Problem description: Your task is to extract every entry that follows word for word while excluding the pictures.

Dataset entries:
_____

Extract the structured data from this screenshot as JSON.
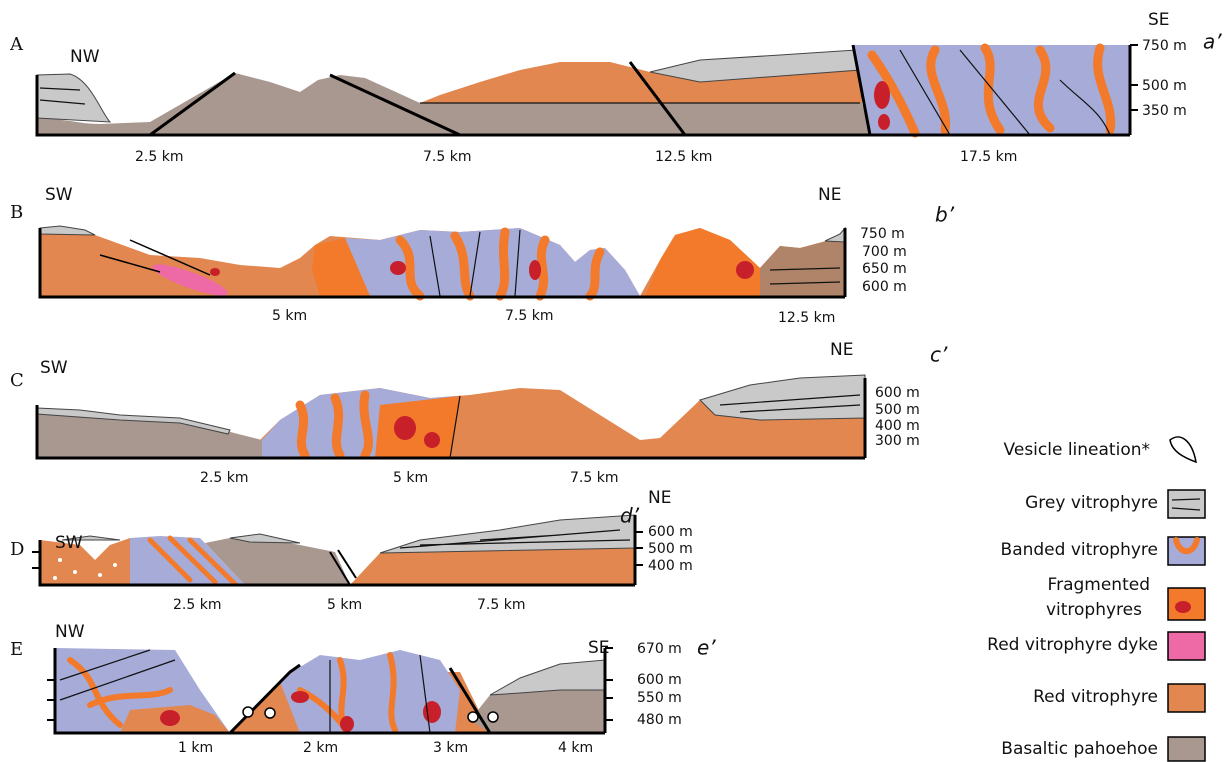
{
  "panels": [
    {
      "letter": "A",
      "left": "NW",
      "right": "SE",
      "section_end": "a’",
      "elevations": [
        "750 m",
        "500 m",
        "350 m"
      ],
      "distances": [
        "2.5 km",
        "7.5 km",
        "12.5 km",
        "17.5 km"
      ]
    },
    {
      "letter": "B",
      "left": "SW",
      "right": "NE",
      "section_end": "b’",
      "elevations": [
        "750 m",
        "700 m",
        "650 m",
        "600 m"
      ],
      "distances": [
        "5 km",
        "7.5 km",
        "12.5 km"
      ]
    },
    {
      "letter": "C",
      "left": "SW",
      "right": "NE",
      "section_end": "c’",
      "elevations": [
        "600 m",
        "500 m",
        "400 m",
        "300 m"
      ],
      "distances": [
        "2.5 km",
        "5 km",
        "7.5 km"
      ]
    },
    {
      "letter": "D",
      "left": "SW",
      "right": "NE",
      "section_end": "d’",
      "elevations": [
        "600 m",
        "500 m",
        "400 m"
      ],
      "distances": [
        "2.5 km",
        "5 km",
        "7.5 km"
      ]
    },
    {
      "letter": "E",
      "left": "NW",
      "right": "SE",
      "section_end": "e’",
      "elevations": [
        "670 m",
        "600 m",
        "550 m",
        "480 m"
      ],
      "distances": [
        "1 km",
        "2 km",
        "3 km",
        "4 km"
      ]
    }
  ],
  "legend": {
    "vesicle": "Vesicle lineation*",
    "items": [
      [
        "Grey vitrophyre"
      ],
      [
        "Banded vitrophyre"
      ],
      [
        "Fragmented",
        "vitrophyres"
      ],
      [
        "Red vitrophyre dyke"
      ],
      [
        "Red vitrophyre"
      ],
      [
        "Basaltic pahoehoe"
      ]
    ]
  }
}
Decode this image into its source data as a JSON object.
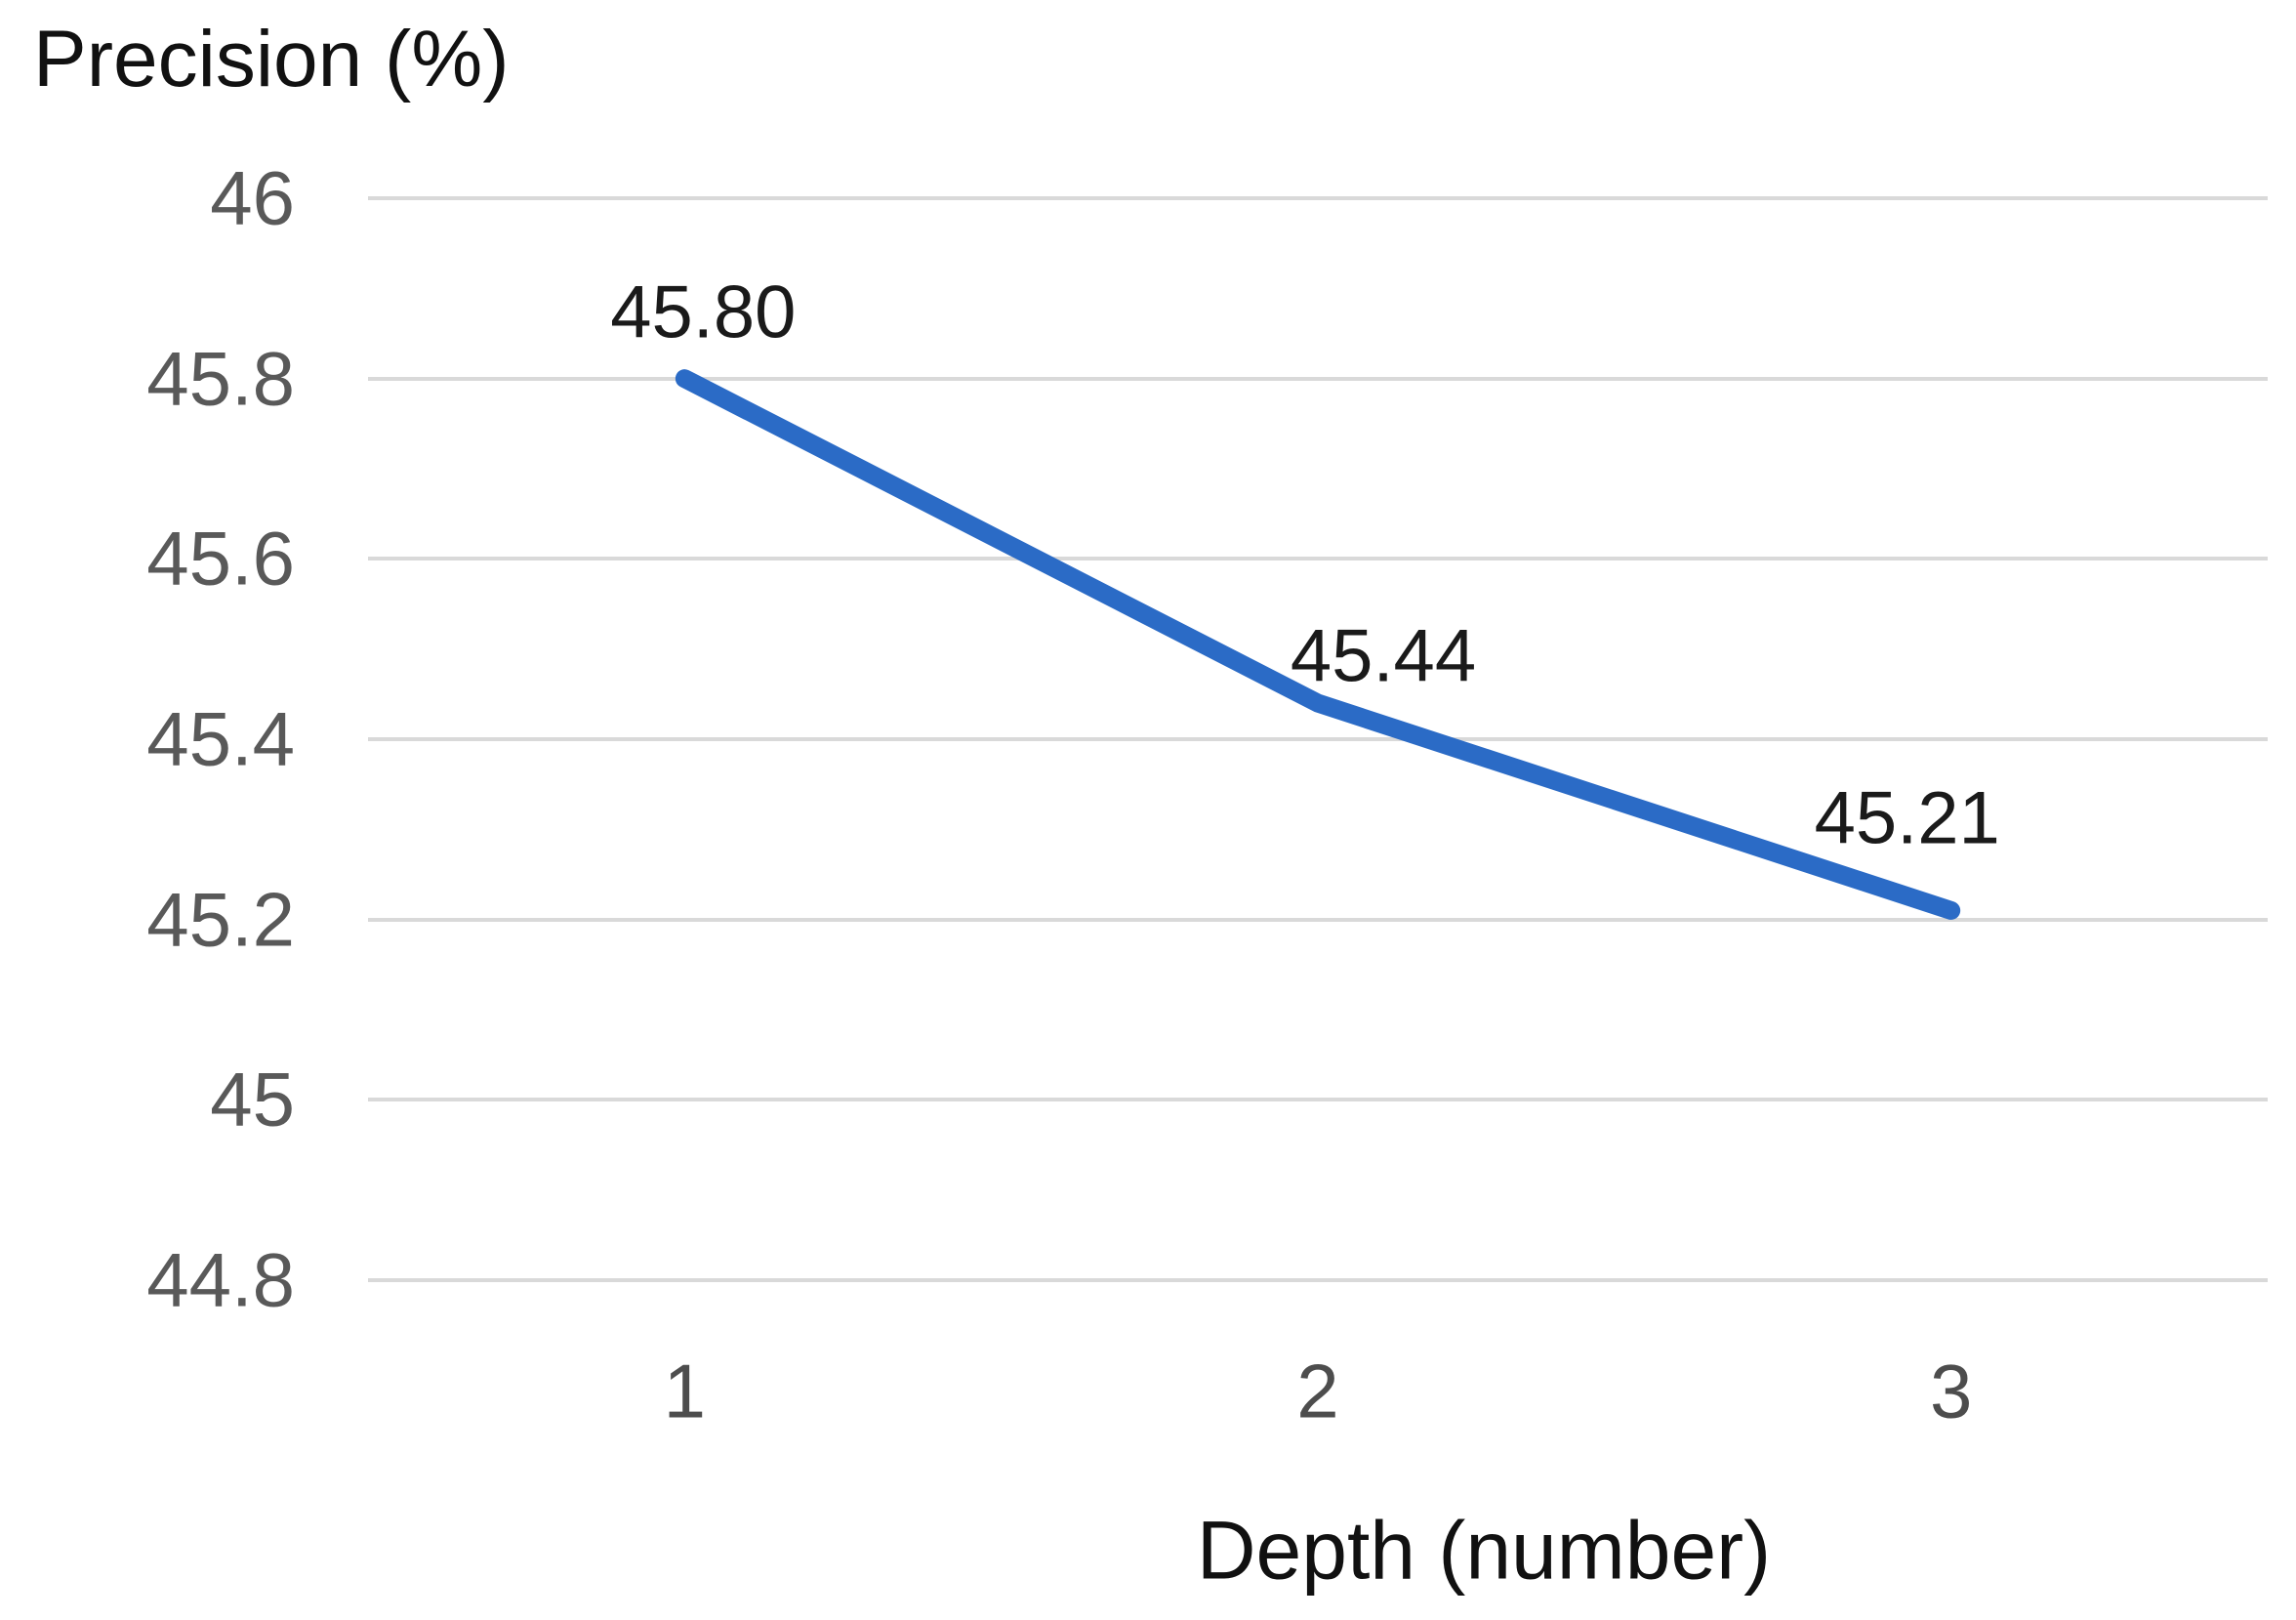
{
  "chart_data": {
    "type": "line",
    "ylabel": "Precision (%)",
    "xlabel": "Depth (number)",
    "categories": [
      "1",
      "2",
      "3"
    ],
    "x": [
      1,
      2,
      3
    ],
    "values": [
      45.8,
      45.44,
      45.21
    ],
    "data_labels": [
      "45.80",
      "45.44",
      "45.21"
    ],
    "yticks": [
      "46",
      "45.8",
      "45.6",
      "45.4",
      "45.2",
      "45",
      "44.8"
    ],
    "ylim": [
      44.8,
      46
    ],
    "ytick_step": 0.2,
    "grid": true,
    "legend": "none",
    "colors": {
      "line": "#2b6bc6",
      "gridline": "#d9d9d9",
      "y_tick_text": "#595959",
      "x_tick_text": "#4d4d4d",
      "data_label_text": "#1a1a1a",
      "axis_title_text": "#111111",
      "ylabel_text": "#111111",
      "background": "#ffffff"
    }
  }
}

_____

Output:
Extract the structured data from this screenshot as JSON.
{
  "panels": [
    {
      "letter": "A",
      "left": "NW",
      "right": "SE",
      "section_end": "a’",
      "elevations": [
        "750 m",
        "500 m",
        "350 m"
      ],
      "distances": [
        "2.5 km",
        "7.5 km",
        "12.5 km",
        "17.5 km"
      ]
    },
    {
      "letter": "B",
      "left": "SW",
      "right": "NE",
      "section_end": "b’",
      "elevations": [
        "750 m",
        "700 m",
        "650 m",
        "600 m"
      ],
      "distances": [
        "5 km",
        "7.5 km",
        "12.5 km"
      ]
    },
    {
      "letter": "C",
      "left": "SW",
      "right": "NE",
      "section_end": "c’",
      "elevations": [
        "600 m",
        "500 m",
        "400 m",
        "300 m"
      ],
      "distances": [
        "2.5 km",
        "5 km",
        "7.5 km"
      ]
    },
    {
      "letter": "D",
      "left": "SW",
      "right": "NE",
      "section_end": "d’",
      "elevations": [
        "600 m",
        "500 m",
        "400 m"
      ],
      "distances": [
        "2.5 km",
        "5 km",
        "7.5 km"
      ]
    },
    {
      "letter": "E",
      "left": "NW",
      "right": "SE",
      "section_end": "e’",
      "elevations": [
        "670 m",
        "600 m",
        "550 m",
        "480 m"
      ],
      "distances": [
        "1 km",
        "2 km",
        "3 km",
        "4 km"
      ]
    }
  ],
  "legend": {
    "vesicle": "Vesicle lineation*",
    "items": [
      [
        "Grey vitrophyre"
      ],
      [
        "Banded vitrophyre"
      ],
      [
        "Fragmented",
        "vitrophyres"
      ],
      [
        "Red vitrophyre dyke"
      ],
      [
        "Red vitrophyre"
      ],
      [
        "Basaltic pahoehoe"
      ]
    ]
  }
}
Decode this image into its source data as a JSON object.
{
  "chart_data": {
    "type": "line",
    "ylabel": "Precision (%)",
    "xlabel": "Depth (number)",
    "categories": [
      "1",
      "2",
      "3"
    ],
    "x": [
      1,
      2,
      3
    ],
    "values": [
      45.8,
      45.44,
      45.21
    ],
    "data_labels": [
      "45.80",
      "45.44",
      "45.21"
    ],
    "yticks": [
      "46",
      "45.8",
      "45.6",
      "45.4",
      "45.2",
      "45",
      "44.8"
    ],
    "ylim": [
      44.8,
      46
    ],
    "ytick_step": 0.2,
    "grid": true,
    "legend": "none",
    "colors": {
      "line": "#2b6bc6",
      "gridline": "#d9d9d9",
      "y_tick_text": "#595959",
      "x_tick_text": "#4d4d4d",
      "data_label_text": "#1a1a1a",
      "axis_title_text": "#111111",
      "ylabel_text": "#111111",
      "background": "#ffffff"
    }
  }
}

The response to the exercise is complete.